_TEXT EXTRACT_:
::::::::
Genres: Adult, Women's Fiction
Published by Penguin on July 29th 2014
Also by this author: The Husband's Secret, What Alice Forgot, Truly Madly Guilty, Nine Perfect Strangers
Format: Audiobook Source: Audible
Sometimes it’s the little lies that turn out to be the most lethal. . . .
A murder… . . . a tragic accident… . . . or just parents behaving badly?
What’s indisputable is that someone is dead. But who did what?
Big Little Lies follows three women, each at a crossroads: Madeline is a force to be reckoned with. She’s funny and biting, passionate, she remembers everything and forgives no one. Her ex-husband and his yogi new wife have moved into her beloved beachside community, and their daughter is in the same kindergarten class as Madeline’s youngest (how is this possible?). And to top it all off, Madeline’s teenage daughter seems to be choosing Madeline’s ex-husband over her. (How. Is. This. Possible?).
::::::::
_PROVIDED MATERIAL_:
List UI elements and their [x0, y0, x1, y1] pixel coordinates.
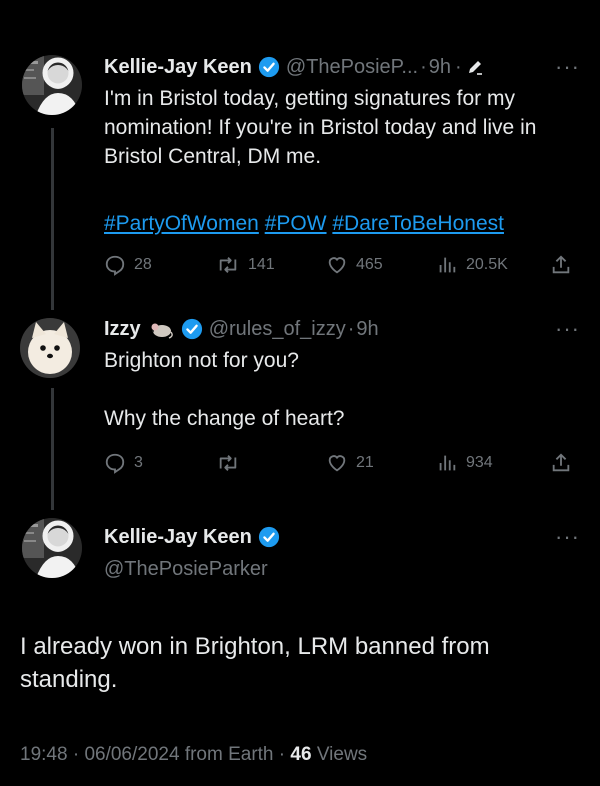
::::::::
_PROBLEM STATEMENT_:
From the book listing for Big Little Lies, reproduce word for word the passage that begins with the words containing "What’s indisputable is" and ends with "Is. This. Possible?).".

_SOLUTION FOR THIS EXERCISE_:
What’s indisputable is that someone is dead. But who did what?
Big Little Lies follows three women, each at a crossroads: Madeline is a force to be reckoned with. She’s funny and biting, passionate, she remembers everything and forgives no one. Her ex-husband and his yogi new wife have moved into her beloved beachside community, and their daughter is in the same kindergarten class as Madeline’s youngest (how is this possible?). And to top it all off, Madeline’s teenage daughter seems to be choosing Madeline’s ex-husband over her. (How. Is. This. Possible?).